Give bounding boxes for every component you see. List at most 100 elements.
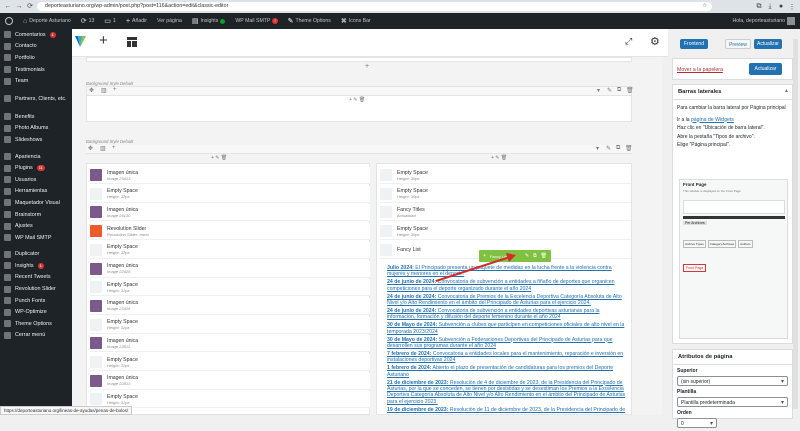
sidebar-item[interactable]: Recent Tweets xyxy=(0,272,72,284)
address-bar[interactable]: deporteasturiano.org/wp-admin/post.php?p… xyxy=(37,2,712,11)
scrollbar[interactable] xyxy=(793,39,798,409)
add-icon[interactable]: + xyxy=(112,145,116,151)
update-top-button[interactable]: Actualizar xyxy=(754,39,782,49)
toggle-icon[interactable]: ▾ xyxy=(596,145,599,152)
delete-icon[interactable]: 🗑 xyxy=(625,145,633,152)
sidebar-item[interactable]: Theme Options xyxy=(0,318,72,330)
module-item[interactable]: Empty SpaceHeight: 30px xyxy=(380,223,632,240)
template-select[interactable]: Plantilla predeterminada xyxy=(677,397,788,407)
columns-icon[interactable]: ▥ xyxy=(100,145,106,152)
module-item[interactable]: Empty SpaceHeight: 30px xyxy=(380,167,632,184)
settings-gear-icon[interactable]: ⚙ xyxy=(650,35,660,48)
download-icon[interactable]: ⤓ xyxy=(766,3,774,11)
extensions-icon[interactable]: ⧉ xyxy=(755,3,763,11)
add-icon[interactable]: + xyxy=(113,87,117,93)
module-item[interactable]: Empty SpaceHeight: 32px xyxy=(90,354,370,371)
module-item[interactable]: Imagen únicaImage 22426 xyxy=(90,298,370,315)
clone-icon[interactable]: ⧉ xyxy=(533,253,537,259)
module-item[interactable]: Empty SpaceHeight: 32px xyxy=(90,186,370,203)
comments-link[interactable]: ▭1 xyxy=(99,13,121,29)
update-button[interactable]: Actualizar xyxy=(749,63,782,75)
order-input[interactable]: 0 xyxy=(677,418,717,428)
clone-icon[interactable]: ⧉ xyxy=(617,87,621,94)
module-item[interactable]: Empty SpaceHeight: 30px xyxy=(380,186,632,203)
back-icon[interactable]: ← xyxy=(4,3,12,11)
news-link[interactable]: 30 de Mayo de 2024: Subvención a Federac… xyxy=(387,337,629,350)
add-row-icon[interactable]: + xyxy=(365,63,369,70)
news-link[interactable]: 1 febrero de 2024: Abierto el plazo de p… xyxy=(387,365,629,378)
view-page-link[interactable]: Ver página xyxy=(152,13,187,29)
sidebar-item[interactable]: Herramientas xyxy=(0,186,72,198)
delete-icon[interactable]: 🗑 xyxy=(541,253,547,259)
star-icon[interactable]: ☆ xyxy=(702,2,707,11)
templates-icon[interactable] xyxy=(127,37,137,47)
sidebar-item[interactable]: Portfolio xyxy=(0,52,72,64)
menu-icon[interactable]: ⋮ xyxy=(788,3,796,11)
sidebar-item[interactable]: Plugins11 xyxy=(0,162,72,174)
sidebar-item[interactable]: Revolution Slider xyxy=(0,283,72,295)
sidebar-item[interactable]: Contacto xyxy=(0,41,72,53)
right-column-controls[interactable]: + ✎ 🗑 xyxy=(491,155,507,161)
parent-select[interactable]: (sin superior) xyxy=(677,376,788,386)
reload-icon[interactable]: ⟳ xyxy=(26,3,34,11)
news-link[interactable]: Julio 2024: El Principado presenta un pa… xyxy=(387,265,629,278)
module-item[interactable]: Fancy TitlesActualidad xyxy=(380,204,632,221)
account-link[interactable]: Hola, deporteasturiano xyxy=(728,13,800,29)
news-link[interactable]: 24 de junio de 2024: Convocatoria de sub… xyxy=(387,308,629,321)
sidebar-item[interactable]: Insights1 xyxy=(0,260,72,272)
news-link[interactable]: 21 de diciembre de 2023: Resolución de 4… xyxy=(387,380,629,406)
module-item[interactable]: Imagen únicaImage 22425 xyxy=(90,261,370,278)
move-icon[interactable]: ✥ xyxy=(88,145,93,152)
module-item[interactable]: Empty SpaceHeight: 32px xyxy=(90,317,370,334)
news-link[interactable]: 24 de junio de 2024: Convocatoria de Pre… xyxy=(387,294,629,307)
module-item[interactable]: Empty SpaceHeight: 32px xyxy=(90,242,370,259)
news-link[interactable]: 7 febrero de 2024: Convocatoria a entida… xyxy=(387,351,629,364)
site-name-link[interactable]: ⌂Deporte Asturiano xyxy=(18,13,76,29)
element-hover-toolbar[interactable]: + Fancy List ✎ ⧉ 🗑 xyxy=(479,250,551,262)
module-item[interactable]: Imagen únicaImage 26130 xyxy=(90,204,370,221)
delete-icon[interactable]: 🗑 xyxy=(626,87,634,94)
sidebar-item[interactable]: WP Mail SMTP xyxy=(0,232,72,244)
preview-button[interactable]: Preview xyxy=(725,39,751,49)
news-link[interactable]: 19 de diciembre de 2023: Resolución de 1… xyxy=(387,407,629,413)
news-link[interactable]: 24 de junio de 2024: Convocatoria de sub… xyxy=(387,279,629,292)
sidebar-item[interactable]: Partners, Clients, etc. xyxy=(0,87,72,111)
widgets-link[interactable]: página de Widgets xyxy=(691,117,734,123)
edit-icon[interactable]: ✎ xyxy=(606,145,611,152)
move-icon[interactable]: ✥ xyxy=(89,87,94,94)
wp-logo-button[interactable] xyxy=(0,13,18,29)
sidebar-item[interactable]: Testimonials xyxy=(0,64,72,76)
sidebar-item[interactable]: Usuarios xyxy=(0,174,72,186)
sidebar-item[interactable]: Comentarios1 xyxy=(0,29,72,41)
edit-icon[interactable]: ✎ xyxy=(607,87,612,94)
frontend-button[interactable]: Frontend xyxy=(680,39,708,49)
news-link[interactable]: 30 de Mayo de 2024: Subvención a clubes … xyxy=(387,322,629,335)
module-item[interactable]: Imagen únicaImage 23413 xyxy=(90,167,370,184)
sidebar-item[interactable]: Cerrar menú xyxy=(0,330,72,342)
insights-link[interactable]: ▤Insights xyxy=(187,13,231,29)
module-item[interactable]: Revolution SliderRevolution Slider: Inic… xyxy=(90,223,370,240)
icons-bar-link[interactable]: ✖Icons Bar xyxy=(336,13,376,29)
wp-mail-smtp-link[interactable]: WP Mail SMTP! xyxy=(230,13,282,29)
add-element-icon[interactable]: + xyxy=(99,32,108,49)
sidebar-item[interactable]: Punch Fonts xyxy=(0,295,72,307)
columns-icon[interactable]: ▥ xyxy=(101,87,107,94)
add-icon[interactable]: + xyxy=(483,253,486,259)
sidebar-item[interactable]: Maquetador Visual xyxy=(0,197,72,209)
trash-link[interactable]: Mover a la papelera xyxy=(677,67,723,73)
toggle-icon[interactable]: ▾ xyxy=(597,87,600,94)
sidebar-item[interactable]: Apariencia xyxy=(0,151,72,163)
module-item[interactable]: Imagen únicaImage 22813 xyxy=(90,373,370,390)
module-item[interactable]: Imagen únicaImage 22811 xyxy=(90,335,370,352)
sidebar-item[interactable]: Duplicator xyxy=(0,249,72,261)
theme-options-link[interactable]: ✎Theme Options xyxy=(283,13,336,29)
sidebar-item[interactable]: WP-Optimize xyxy=(0,306,72,318)
forward-icon[interactable]: → xyxy=(15,3,23,11)
sidebar-item[interactable]: Team xyxy=(0,75,72,87)
module-item[interactable]: Empty SpaceHeight: 32px xyxy=(90,279,370,296)
collapse-icon[interactable]: ▴ xyxy=(785,87,788,94)
sidebar-item[interactable]: Slideshows xyxy=(0,134,72,146)
sidebar-item[interactable]: Benefits xyxy=(0,111,72,123)
sidebar-item[interactable]: Ajustes xyxy=(0,220,72,232)
updates-link[interactable]: ⟳13 xyxy=(76,13,100,29)
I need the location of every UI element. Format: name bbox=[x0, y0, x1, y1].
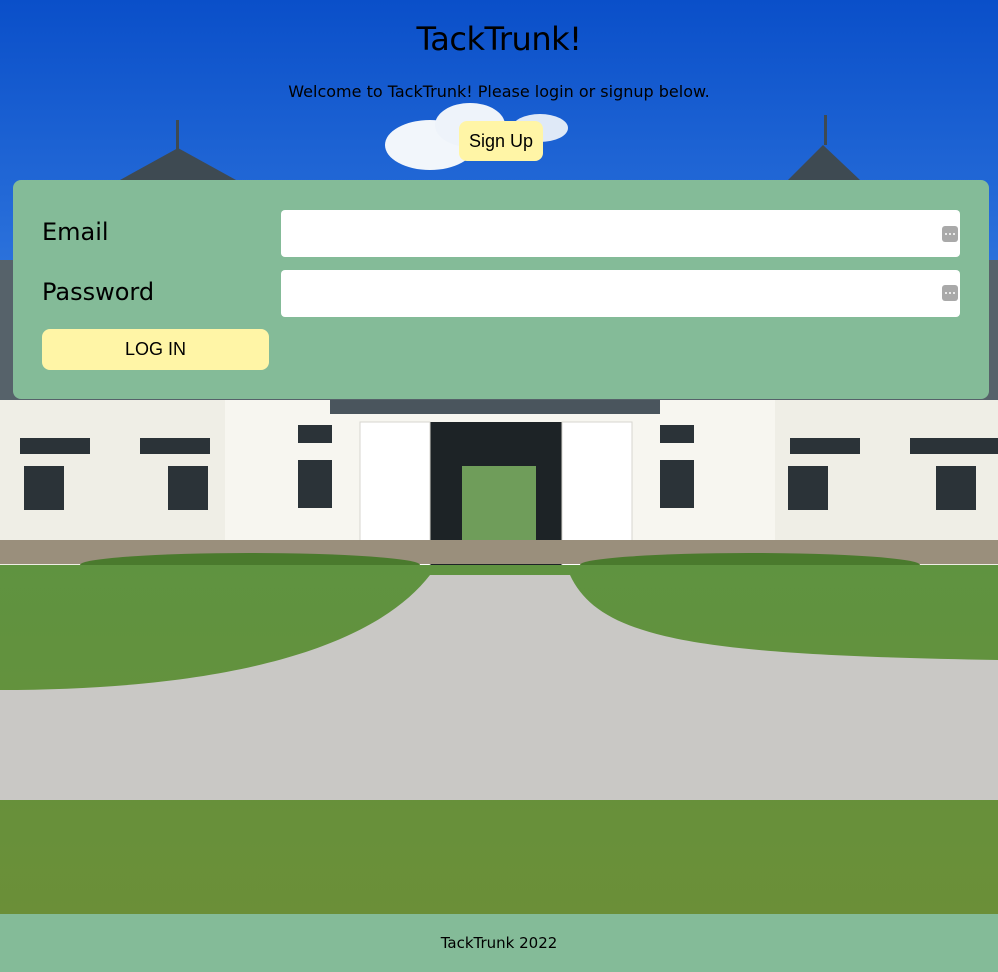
password-label: Password bbox=[42, 278, 155, 306]
email-label: Email bbox=[42, 218, 109, 246]
password-field[interactable] bbox=[281, 270, 960, 317]
password-manager-icon[interactable] bbox=[942, 285, 958, 301]
password-manager-icon[interactable] bbox=[942, 226, 958, 242]
sign-up-button[interactable]: Sign Up bbox=[459, 121, 543, 161]
welcome-message: Welcome to TackTrunk! Please login or si… bbox=[288, 82, 710, 101]
login-button[interactable]: LOG IN bbox=[42, 329, 269, 370]
email-field[interactable] bbox=[281, 210, 960, 257]
page-title: TackTrunk! bbox=[416, 20, 582, 58]
footer-text: TackTrunk 2022 bbox=[440, 934, 558, 952]
footer: TackTrunk 2022 bbox=[0, 914, 998, 972]
login-form: Email Password LOG IN bbox=[13, 180, 989, 399]
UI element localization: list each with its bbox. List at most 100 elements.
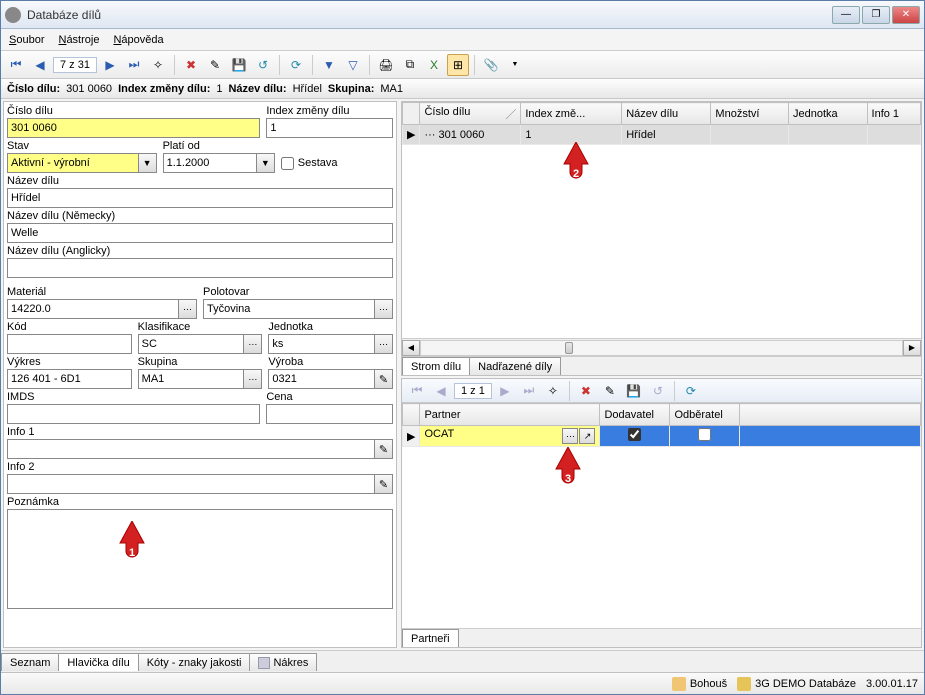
- cell-jednotka[interactable]: [789, 125, 868, 145]
- dropdown-icon[interactable]: ▼: [504, 54, 526, 76]
- p-nav-first-icon[interactable]: ⏮: [406, 380, 428, 402]
- tree-grid[interactable]: Číslo dílu ／ Index změ... Název dílu Mno…: [402, 102, 921, 338]
- vyroba-edit-icon[interactable]: ✎: [375, 369, 393, 389]
- tab-nadrazene-dily[interactable]: Nadřazené díly: [469, 357, 561, 375]
- col-info1[interactable]: Info 1: [867, 103, 920, 125]
- tab-nakres[interactable]: Nákres: [249, 653, 317, 671]
- tab-strom-dilu[interactable]: Strom dílu: [402, 357, 470, 375]
- col-index[interactable]: Index změ...: [521, 103, 622, 125]
- input-nazev-de[interactable]: [7, 223, 393, 243]
- print-icon[interactable]: 🖨: [375, 54, 397, 76]
- p-col-partner[interactable]: Partner: [420, 404, 600, 426]
- input-stav[interactable]: [7, 153, 139, 173]
- jednotka-lookup-icon[interactable]: ⋯: [375, 334, 393, 354]
- input-nazev-en[interactable]: [7, 258, 393, 278]
- menu-nastroje[interactable]: Nástroje: [58, 34, 99, 46]
- maximize-button[interactable]: ❐: [862, 6, 890, 24]
- p-cell-dodavatel[interactable]: [600, 426, 670, 447]
- menu-napoveda[interactable]: Nápověda: [113, 34, 163, 46]
- nav-last-icon[interactable]: ⏭: [123, 54, 145, 76]
- cell-index[interactable]: 1: [521, 125, 622, 145]
- nav-prev-icon[interactable]: ◀: [29, 54, 51, 76]
- scroll-thumb[interactable]: [565, 342, 573, 354]
- input-poznamka[interactable]: [7, 509, 393, 609]
- minimize-button[interactable]: —: [832, 6, 860, 24]
- plati-od-dropdown-icon[interactable]: ▼: [257, 153, 275, 173]
- partner-open-icon[interactable]: ↗: [579, 428, 595, 444]
- checkbox-dodavatel[interactable]: [628, 428, 641, 441]
- input-vykres[interactable]: [7, 369, 132, 389]
- undo-icon[interactable]: ↺: [252, 54, 274, 76]
- cell-cislo[interactable]: ··· 301 0060: [420, 125, 521, 145]
- tool-toggle-icon[interactable]: ⊞: [447, 54, 469, 76]
- input-cena[interactable]: [266, 404, 393, 424]
- tree-h-scrollbar[interactable]: ◀ ▶: [402, 338, 921, 356]
- scroll-right-icon[interactable]: ▶: [903, 340, 921, 356]
- input-skupina[interactable]: [138, 369, 245, 389]
- delete-icon[interactable]: ✖: [180, 54, 202, 76]
- p-undo-icon[interactable]: ↺: [647, 380, 669, 402]
- close-button[interactable]: ✕: [892, 6, 920, 24]
- material-lookup-icon[interactable]: ⋯: [179, 299, 197, 319]
- p-edit-icon[interactable]: ✎: [599, 380, 621, 402]
- input-info2[interactable]: [7, 474, 375, 494]
- col-mnozstvi[interactable]: Množství: [711, 103, 789, 125]
- nav-next-icon[interactable]: ▶: [99, 54, 121, 76]
- input-cislo-dilu[interactable]: [7, 118, 260, 138]
- tab-hlavicka-dilu[interactable]: Hlavička dílu: [58, 653, 138, 671]
- checkbox-odberatel[interactable]: [698, 428, 711, 441]
- input-index[interactable]: [266, 118, 393, 138]
- p-delete-icon[interactable]: ✖: [575, 380, 597, 402]
- edit-icon[interactable]: ✎: [204, 54, 226, 76]
- col-jednotka[interactable]: Jednotka: [789, 103, 868, 125]
- input-jednotka[interactable]: [268, 334, 375, 354]
- p-col-odberatel[interactable]: Odběratel: [670, 404, 740, 426]
- input-imds[interactable]: [7, 404, 260, 424]
- partner-lookup-icon[interactable]: ⋯: [562, 428, 578, 444]
- filter2-icon[interactable]: ▽: [342, 54, 364, 76]
- col-nazev[interactable]: Název dílu: [622, 103, 711, 125]
- input-info1[interactable]: [7, 439, 375, 459]
- p-save-icon[interactable]: 💾: [623, 380, 645, 402]
- cell-nazev[interactable]: Hřídel: [622, 125, 711, 145]
- skupina-lookup-icon[interactable]: ⋯: [244, 369, 262, 389]
- p-cell-partner[interactable]: OCAT ⋯ ↗: [420, 426, 600, 447]
- tree-row[interactable]: ▶ ··· 301 0060 1 Hřídel: [403, 125, 921, 145]
- tab-partneri[interactable]: Partneři: [402, 629, 459, 647]
- partner-row[interactable]: ▶ OCAT ⋯ ↗: [403, 426, 921, 447]
- info1-edit-icon[interactable]: ✎: [375, 439, 393, 459]
- attachment-icon[interactable]: 📎: [480, 54, 502, 76]
- input-plati-od[interactable]: [163, 153, 257, 173]
- p-nav-prev-icon[interactable]: ◀: [430, 380, 452, 402]
- p-new-icon[interactable]: ✧: [542, 380, 564, 402]
- cell-mnozstvi[interactable]: [711, 125, 789, 145]
- input-vyroba[interactable]: [268, 369, 375, 389]
- stav-dropdown-icon[interactable]: ▼: [139, 153, 157, 173]
- p-nav-next-icon[interactable]: ▶: [494, 380, 516, 402]
- p-cell-odberatel[interactable]: [670, 426, 740, 447]
- nav-first-icon[interactable]: ⏮: [5, 54, 27, 76]
- menu-soubor[interactable]: Soubor: [9, 34, 44, 46]
- input-polotovar[interactable]: [203, 299, 375, 319]
- col-cislo[interactable]: Číslo dílu ／: [420, 103, 521, 125]
- input-kod[interactable]: [7, 334, 132, 354]
- polotovar-lookup-icon[interactable]: ⋯: [375, 299, 393, 319]
- new-icon[interactable]: ✧: [147, 54, 169, 76]
- input-klasifikace[interactable]: [138, 334, 245, 354]
- refresh-icon[interactable]: ⟳: [285, 54, 307, 76]
- input-material[interactable]: [7, 299, 179, 319]
- input-nazev[interactable]: [7, 188, 393, 208]
- tab-koty-znaky-jakosti[interactable]: Kóty - znaky jakosti: [138, 653, 251, 671]
- copy-icon[interactable]: ⧉: [399, 54, 421, 76]
- info2-edit-icon[interactable]: ✎: [375, 474, 393, 494]
- filter-icon[interactable]: ▼: [318, 54, 340, 76]
- save-icon[interactable]: 💾: [228, 54, 250, 76]
- klasifikace-lookup-icon[interactable]: ⋯: [244, 334, 262, 354]
- p-nav-last-icon[interactable]: ⏭: [518, 380, 540, 402]
- scroll-left-icon[interactable]: ◀: [402, 340, 420, 356]
- p-refresh-icon[interactable]: ⟳: [680, 380, 702, 402]
- p-col-dodavatel[interactable]: Dodavatel: [600, 404, 670, 426]
- checkbox-sestava[interactable]: [281, 157, 294, 170]
- partners-grid[interactable]: Partner Dodavatel Odběratel ▶ OCAT ⋯: [402, 403, 921, 628]
- excel-icon[interactable]: X: [423, 54, 445, 76]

------------------------------------------------

**PROBLEM TO WORK ON**
Put the lines between the line holding "password-label: Password bbox=[42, 278, 155, 306]" and the line holding "UI element localization: list", inclusive, into a Markdown table with the columns Number and Text. Number each line in order, and skip any blank lines.

**RESPONSE TO THE TASK**
| Number | Text |
|---|---|
| 1 | password-label: Password bbox=[42, 278, 155, 306] |
| 2 | email-label: Email bbox=[42, 218, 109, 246] |
| 3 | password-field[interactable] bbox=[281, 270, 960, 317] |
| 4 | password-manager-icon[interactable] bbox=[942, 285, 958, 301] |
| 5 | password-manager-icon[interactable] bbox=[942, 226, 958, 242] |
| 6 | sign-up-button[interactable]: Sign Up bbox=[459, 121, 543, 161] |
| 7 | welcome-message: Welcome to TackTrunk! Please login or si… bbox=[288, 82, 710, 101] |
| 8 | login-button[interactable]: LOG IN bbox=[42, 329, 269, 370] |
| 9 | email-field[interactable] bbox=[281, 210, 960, 257] |
| 10 | page-title: TackTrunk! bbox=[416, 20, 582, 58] |
| 11 | footer-text: TackTrunk 2022 bbox=[440, 934, 558, 952] |
| 12 | footer: TackTrunk 2022 bbox=[0, 914, 998, 972] |
| 13 | login-form: Email Password LOG IN bbox=[13, 180, 989, 399] |
| 14 | UI element localization: list each with its bbox. List at most 100 elements. |